**The problem**
Return all of the lines below exactly as they are.

**Stored rows**
_ _ _

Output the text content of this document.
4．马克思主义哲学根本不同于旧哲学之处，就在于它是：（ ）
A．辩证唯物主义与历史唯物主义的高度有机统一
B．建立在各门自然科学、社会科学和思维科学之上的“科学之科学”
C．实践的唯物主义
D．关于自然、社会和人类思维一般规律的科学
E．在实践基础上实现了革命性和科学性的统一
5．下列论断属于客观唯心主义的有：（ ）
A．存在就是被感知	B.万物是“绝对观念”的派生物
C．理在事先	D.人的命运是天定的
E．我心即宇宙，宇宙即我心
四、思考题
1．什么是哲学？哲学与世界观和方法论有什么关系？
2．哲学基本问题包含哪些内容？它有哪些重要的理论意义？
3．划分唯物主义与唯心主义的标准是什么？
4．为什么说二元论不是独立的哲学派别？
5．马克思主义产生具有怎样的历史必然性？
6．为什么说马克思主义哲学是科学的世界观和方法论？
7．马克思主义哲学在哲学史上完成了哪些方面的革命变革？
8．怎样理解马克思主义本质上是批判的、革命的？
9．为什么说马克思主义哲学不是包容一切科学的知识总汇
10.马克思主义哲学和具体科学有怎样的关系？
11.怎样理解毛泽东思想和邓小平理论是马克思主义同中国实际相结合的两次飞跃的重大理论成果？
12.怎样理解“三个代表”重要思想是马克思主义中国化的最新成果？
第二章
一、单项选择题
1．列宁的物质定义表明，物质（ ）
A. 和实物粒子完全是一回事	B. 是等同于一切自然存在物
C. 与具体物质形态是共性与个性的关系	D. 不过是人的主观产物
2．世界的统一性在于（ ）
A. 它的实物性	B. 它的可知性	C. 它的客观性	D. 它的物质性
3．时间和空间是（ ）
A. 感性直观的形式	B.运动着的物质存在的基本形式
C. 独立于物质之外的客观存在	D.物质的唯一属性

_ _ _

**Exercise output**
Output the text content of this document.
4．马克思主义哲学根本不同于旧哲学之处，就在于它是：（ ）
A．辩证唯物主义与历史唯物主义的高度有机统一
B．建立在各门自然科学、社会科学和思维科学之上的“科学之科学”
C．实践的唯物主义
D．关于自然、社会和人类思维一般规律的科学
E．在实践基础上实现了革命性和科学性的统一
5．下列论断属于客观唯心主义的有：（ ）
A．存在就是被感知	B.万物是“绝对观念”的派生物
C．理在事先	D.人的命运是天定的
E．我心即宇宙，宇宙即我心
四、思考题
1．什么是哲学？哲学与世界观和方法论有什么关系？
2．哲学基本问题包含哪些内容？它有哪些重要的理论意义？
3．划分唯物主义与唯心主义的标准是什么？
4．为什么说二元论不是独立的哲学派别？
5．马克思主义产生具有怎样的历史必然性？
6．为什么说马克思主义哲学是科学的世界观和方法论？
7．马克思主义哲学在哲学史上完成了哪些方面的革命变革？
8．怎样理解马克思主义本质上是批判的、革命的？
9．为什么说马克思主义哲学不是包容一切科学的知识总汇
10.马克思主义哲学和具体科学有怎样的关系？
11.怎样理解毛泽东思想和邓小平理论是马克思主义同中国实际相结合的两次飞跃的重大理论成果？
12.怎样理解“三个代表”重要思想是马克思主义中国化的最新成果？
第二章
一、单项选择题
1．列宁的物质定义表明，物质（ ）
A. 和实物粒子完全是一回事	B. 是等同于一切自然存在物
C. 与具体物质形态是共性与个性的关系	D. 不过是人的主观产物
2．世界的统一性在于（ ）
A. 它的实物性	B. 它的可知性	C. 它的客观性	D. 它的物质性
3．时间和空间是（ ）
A. 感性直观的形式	B.运动着的物质存在的基本形式
C. 独立于物质之外的客观存在	D.物质的唯一属性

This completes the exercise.